--- WHAT THE TASK ASKS ---
Transcribe all of the records word for word, but omit the pictures.

--- MATERIAL PROVIDED ---
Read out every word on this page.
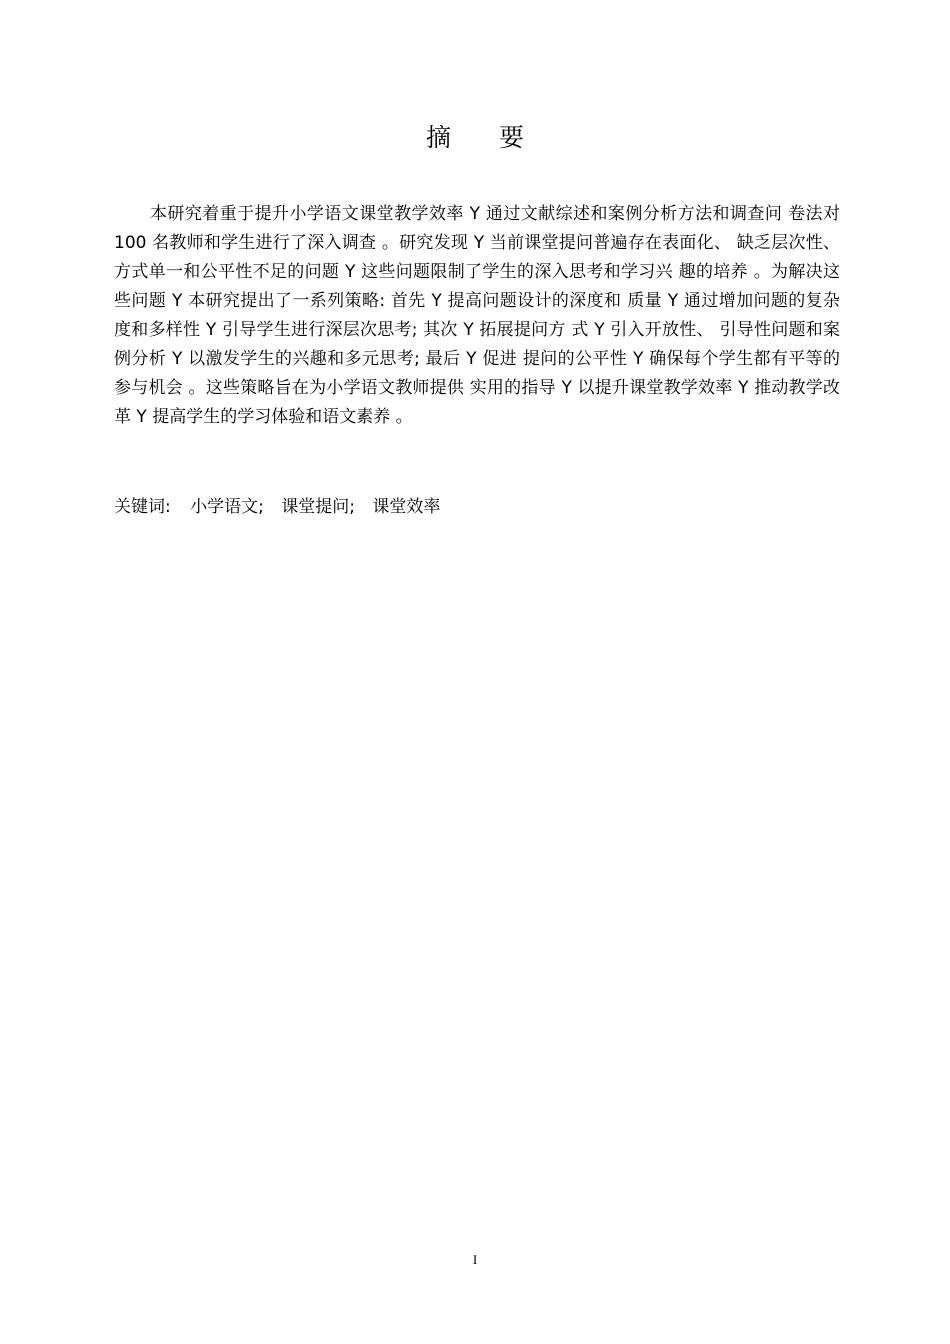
摘 要

本研究着重于提升小学语文课堂教学效率 Y 通过文献综述和案例分析方法和调查问 卷法对 100 名教师和学生进行了深入调查 。研究发现 Y 当前课堂提问普遍存在表面化、 缺乏层次性、方式单一和公平性不足的问题 Y 这些问题限制了学生的深入思考和学习兴 趣的培养 。为解决这些问题 Y 本研究提出了一系列策略: 首先 Y 提高问题设计的深度和 质量 Y 通过增加问题的复杂度和多样性 Y 引导学生进行深层次思考; 其次 Y 拓展提问方 式 Y 引入开放性、 引导性问题和案例分析 Y 以激发学生的兴趣和多元思考; 最后 Y 促进 提问的公平性 Y 确保每个学生都有平等的参与机会 。这些策略旨在为小学语文教师提供 实用的指导 Y 以提升课堂教学效率 Y 推动教学改革 Y 提高学生的学习体验和语文素养 。

关键词: 小学语文; 课堂提问; 课堂效率
I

--- THE COMPLETED TASK ---
Read out every word on this page.
摘 要

本研究着重于提升小学语文课堂教学效率 Y 通过文献综述和案例分析方法和调查问 卷法对 100 名教师和学生进行了深入调查 。研究发现 Y 当前课堂提问普遍存在表面化、 缺乏层次性、方式单一和公平性不足的问题 Y 这些问题限制了学生的深入思考和学习兴 趣的培养 。为解决这些问题 Y 本研究提出了一系列策略: 首先 Y 提高问题设计的深度和 质量 Y 通过增加问题的复杂度和多样性 Y 引导学生进行深层次思考; 其次 Y 拓展提问方 式 Y 引入开放性、 引导性问题和案例分析 Y 以激发学生的兴趣和多元思考; 最后 Y 促进 提问的公平性 Y 确保每个学生都有平等的参与机会 。这些策略旨在为小学语文教师提供 实用的指导 Y 以提升课堂教学效率 Y 推动教学改革 Y 提高学生的学习体验和语文素养 。

关键词: 小学语文; 课堂提问; 课堂效率
I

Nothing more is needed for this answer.